* **What to do**
Omit every picture while repeating the entries exactly.

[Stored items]

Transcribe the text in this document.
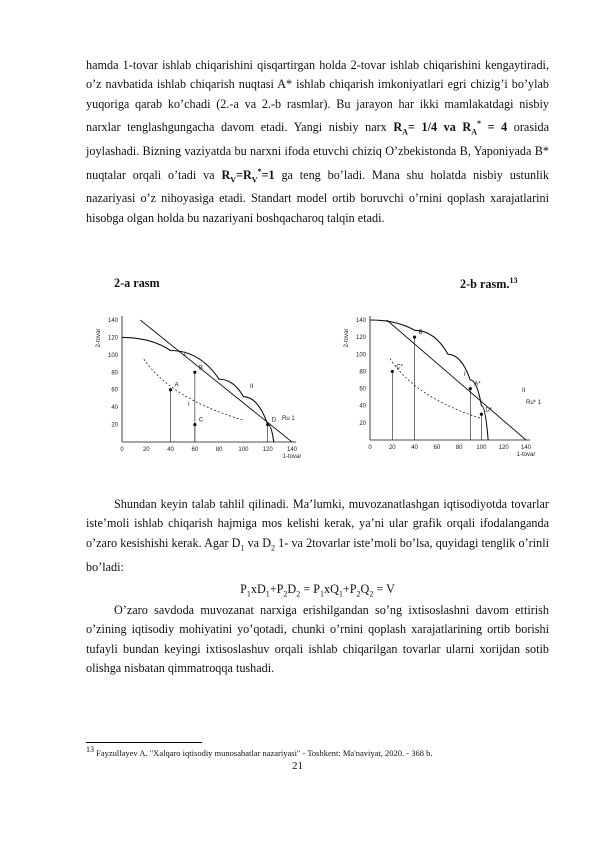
hamda 1-tovar ishlab chiqarishini qisqartirgan holda 2-tovar ishlab chiqarishini kengaytiradi, o’z navbatida ishlab chiqarish nuqtasi A* ishlab chiqarish imkoniyatlari egri chizig’i bo’ylab yuqoriga qarab ko’chadi (2.-a va 2.-b rasmlar). Bu jarayon har ikki mamlakatdagi nisbiy narxlar tenglashgungacha davom etadi. Yangi nisbiy narx $R_A= 1/4$ va $R_A^* = 4$ orasida joylashadi. Bizning vaziyatda bu narxni ifoda etuvchi chiziq O’zbekistonda B, Yaponiyada B* nuqtalar orqali o’tadi va $R_V=R_V^*=1$ ga teng bo’ladi. Mana shu holatda nisbiy ustunlik nazariyasi o’z nihoyasiga etadi. Standart model ortib boruvchi o’rnini qoplash xarajatlarini hisobga olgan holda bu nazariyani boshqacharoq talqin etadi.

2-a rasm	2-b rasm.$^{13}$
0	20	40	60	80	100 120 140
20
40
60
80
100
120
140
2-tovar
1-tovar
A
B
C	D
I
I
II
Ru 1
0	20	40	60	80 100 120 140
20
40
60
80
100
120
140
2-tovar
1-tovar
B
C*
A*
D*
I
II
Ru* 1

Shundan keyin talab tahlil qilinadi. Ma’lumki, muvozanatlashgan iqtisodiyotda tovarlar iste’moli ishlab chiqarish hajmiga mos kelishi kerak, ya’ni ular grafik orqali ifodalanganda o’zaro kesishishi kerak. Agar $D_1$ va $D_2$ 1- va 2tovarlar iste’moli bo’lsa, quyidagi tenglik o’rinli bo’ladi:

$P_1xD_1+P_2D_2 = P_1xQ_1+P_2Q_2 = V$

O’zaro savdoda muvozanat narxiga erishilgandan so’ng ixtisoslashni davom ettirish o’zining iqtisodiy mohiyatini yo’qotadi, chunki o’rnini qoplash xarajatlarining ortib borishi tufayli bundan keyingi ixtisoslashuv orqali ishlab chiqarilgan tovarlar ularni xorijdan sotib olishga nisbatan qimmatroqqa tushadi.

$^{13}$ Fayzullayev A. "Xalqaro iqtisodiy munosabatlar nazariyasi" - Toshkent: Ma'naviyat, 2020. - 368 b.
21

* **Response to the task**
Transcribe the text in this document.
hamda 1-tovar ishlab chiqarishini qisqartirgan holda 2-tovar ishlab chiqarishini kengaytiradi, o’z navbatida ishlab chiqarish nuqtasi A* ishlab chiqarish imkoniyatlari egri chizig’i bo’ylab yuqoriga qarab ko’chadi (2.-a va 2.-b rasmlar). Bu jarayon har ikki mamlakatdagi nisbiy narxlar tenglashgungacha davom etadi. Yangi nisbiy narx $R_A= 1/4$ va $R_A^* = 4$ orasida joylashadi. Bizning vaziyatda bu narxni ifoda etuvchi chiziq O’zbekistonda B, Yaponiyada B* nuqtalar orqali o’tadi va $R_V=R_V^*=1$ ga teng bo’ladi. Mana shu holatda nisbiy ustunlik nazariyasi o’z nihoyasiga etadi. Standart model ortib boruvchi o’rnini qoplash xarajatlarini hisobga olgan holda bu nazariyani boshqacharoq talqin etadi.

2-a rasm	2-b rasm.$^{13}$
0	20	40	60	80	100 120 140
20
40
60
80
100
120
140
2-tovar
1-tovar
A
B
C	D
I
I
II
Ru 1
0	20	40	60	80 100 120 140
20
40
60
80
100
120
140
2-tovar
1-tovar
B
C*
A*
D*
I
II
Ru* 1

Shundan keyin talab tahlil qilinadi. Ma’lumki, muvozanatlashgan iqtisodiyotda tovarlar iste’moli ishlab chiqarish hajmiga mos kelishi kerak, ya’ni ular grafik orqali ifodalanganda o’zaro kesishishi kerak. Agar $D_1$ va $D_2$ 1- va 2tovarlar iste’moli bo’lsa, quyidagi tenglik o’rinli bo’ladi:

$P_1xD_1+P_2D_2 = P_1xQ_1+P_2Q_2 = V$

O’zaro savdoda muvozanat narxiga erishilgandan so’ng ixtisoslashni davom ettirish o’zining iqtisodiy mohiyatini yo’qotadi, chunki o’rnini qoplash xarajatlarining ortib borishi tufayli bundan keyingi ixtisoslashuv orqali ishlab chiqarilgan tovarlar ularni xorijdan sotib olishga nisbatan qimmatroqqa tushadi.

$^{13}$ Fayzullayev A. "Xalqaro iqtisodiy munosabatlar nazariyasi" - Toshkent: Ma'naviyat, 2020. - 368 b.
21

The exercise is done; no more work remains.